» **Written instruction**:
Omit the pictures and return every entry exactly as written.

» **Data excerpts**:

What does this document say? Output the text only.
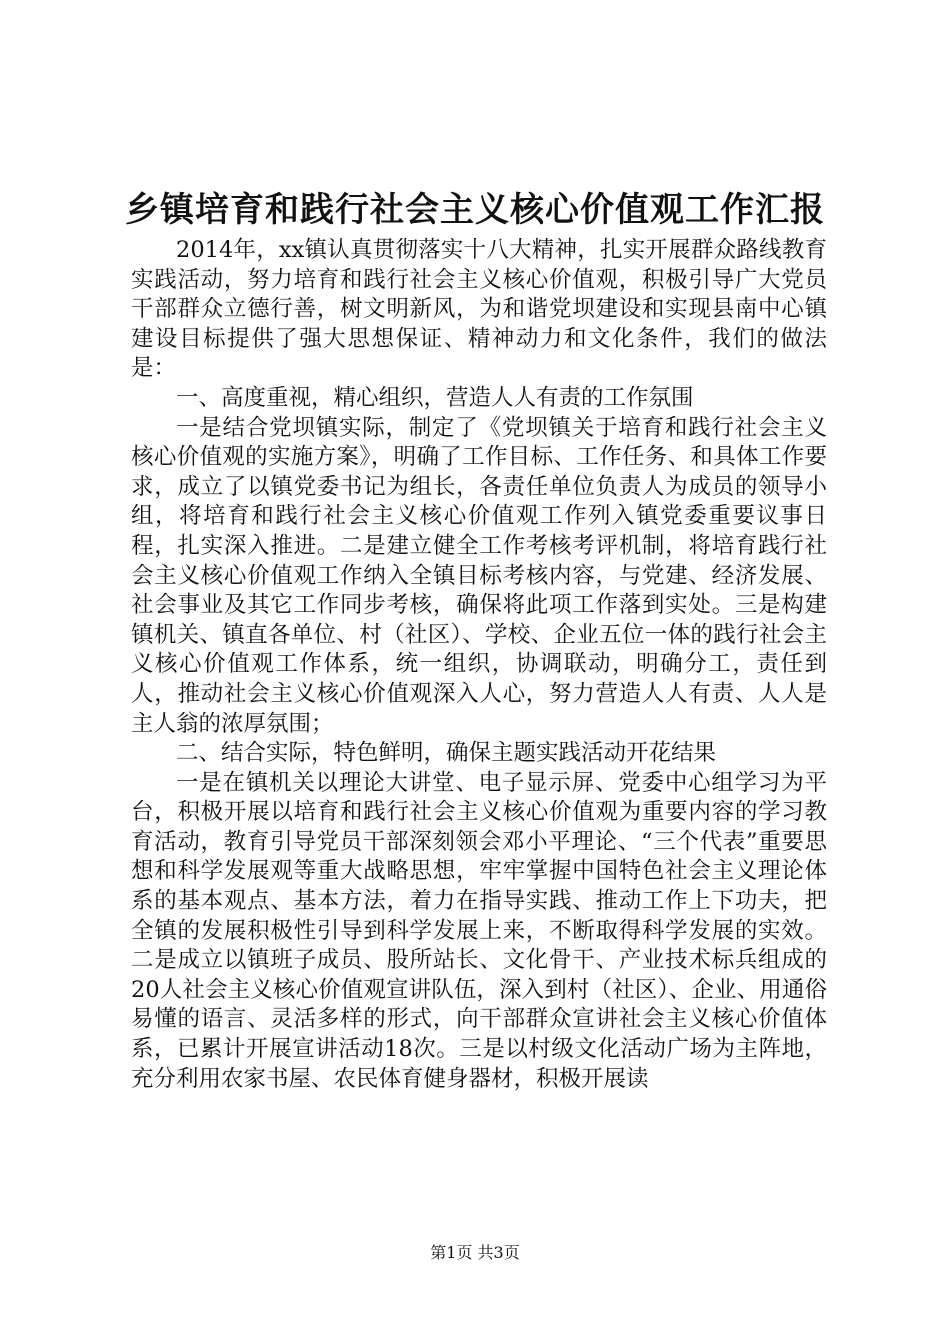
乡镇培育和践行社会主义核心价值观工作汇报

2014年，xx镇认真贯彻落实十八大精神，扎实开展群众路线教育实践活动，努力培育和践行社会主义核心价值观，积极引导广大党员干部群众立德行善，树文明新风，为和谐党坝建设和实现县南中心镇建设目标提供了强大思想保证、精神动力和文化条件，我们的做法是：

一、高度重视，精心组织，营造人人有责的工作氛围

一是结合党坝镇实际，制定了《党坝镇关于培育和践行社会主义核心价值观的实施方案》，明确了工作目标、工作任务、和具体工作要求，成立了以镇党委书记为组长，各责任单位负责人为成员的领导小组，将培育和践行社会主义核心价值观工作列入镇党委重要议事日程，扎实深入推进。二是建立健全工作考核考评机制，将培育践行社会主义核心价值观工作纳入全镇目标考核内容，与党建、经济发展、社会事业及其它工作同步考核，确保将此项工作落到实处。三是构建镇机关、镇直各单位、村（社区）、学校、企业五位一体的践行社会主义核心价值观工作体系，统一组织，协调联动，明确分工，责任到人，推动社会主义核心价值观深入人心，努力营造人人有责、人人是主人翁的浓厚氛围；

二、结合实际，特色鲜明，确保主题实践活动开花结果

一是在镇机关以理论大讲堂、电子显示屏、党委中心组学习为平台，积极开展以培育和践行社会主义核心价值观为重要内容的学习教育活动，教育引导党员干部深刻领会邓小平理论、“三个代表”重要思想和科学发展观等重大战略思想，牢牢掌握中国特色社会主义理论体系的基本观点、基本方法，着力在指导实践、推动工作上下功夫，把全镇的发展积极性引导到科学发展上来，不断取得科学发展的实效。二是成立以镇班子成员、股所站长、文化骨干、产业技术标兵组成的20人社会主义核心价值观宣讲队伍，深入到村（社区）、企业、用通俗易懂的语言、灵活多样的形式，向干部群众宣讲社会主义核心价值体系，已累计开展宣讲活动18次。三是以村级文化活动广场为主阵地，充分利用农家书屋、农民体育健身器材，积极开展读

第1页 共3页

» **Output of the exercise**:
What does this document say? Output the text only.
乡镇培育和践行社会主义核心价值观工作汇报

2014年，xx镇认真贯彻落实十八大精神，扎实开展群众路线教育实践活动，努力培育和践行社会主义核心价值观，积极引导广大党员干部群众立德行善，树文明新风，为和谐党坝建设和实现县南中心镇建设目标提供了强大思想保证、精神动力和文化条件，我们的做法是：

一、高度重视，精心组织，营造人人有责的工作氛围

一是结合党坝镇实际，制定了《党坝镇关于培育和践行社会主义核心价值观的实施方案》，明确了工作目标、工作任务、和具体工作要求，成立了以镇党委书记为组长，各责任单位负责人为成员的领导小组，将培育和践行社会主义核心价值观工作列入镇党委重要议事日程，扎实深入推进。二是建立健全工作考核考评机制，将培育践行社会主义核心价值观工作纳入全镇目标考核内容，与党建、经济发展、社会事业及其它工作同步考核，确保将此项工作落到实处。三是构建镇机关、镇直各单位、村（社区）、学校、企业五位一体的践行社会主义核心价值观工作体系，统一组织，协调联动，明确分工，责任到人，推动社会主义核心价值观深入人心，努力营造人人有责、人人是主人翁的浓厚氛围；

二、结合实际，特色鲜明，确保主题实践活动开花结果

一是在镇机关以理论大讲堂、电子显示屏、党委中心组学习为平台，积极开展以培育和践行社会主义核心价值观为重要内容的学习教育活动，教育引导党员干部深刻领会邓小平理论、“三个代表”重要思想和科学发展观等重大战略思想，牢牢掌握中国特色社会主义理论体系的基本观点、基本方法，着力在指导实践、推动工作上下功夫，把全镇的发展积极性引导到科学发展上来，不断取得科学发展的实效。二是成立以镇班子成员、股所站长、文化骨干、产业技术标兵组成的20人社会主义核心价值观宣讲队伍，深入到村（社区）、企业、用通俗易懂的语言、灵活多样的形式，向干部群众宣讲社会主义核心价值体系，已累计开展宣讲活动18次。三是以村级文化活动广场为主阵地，充分利用农家书屋、农民体育健身器材，积极开展读

第1页 共3页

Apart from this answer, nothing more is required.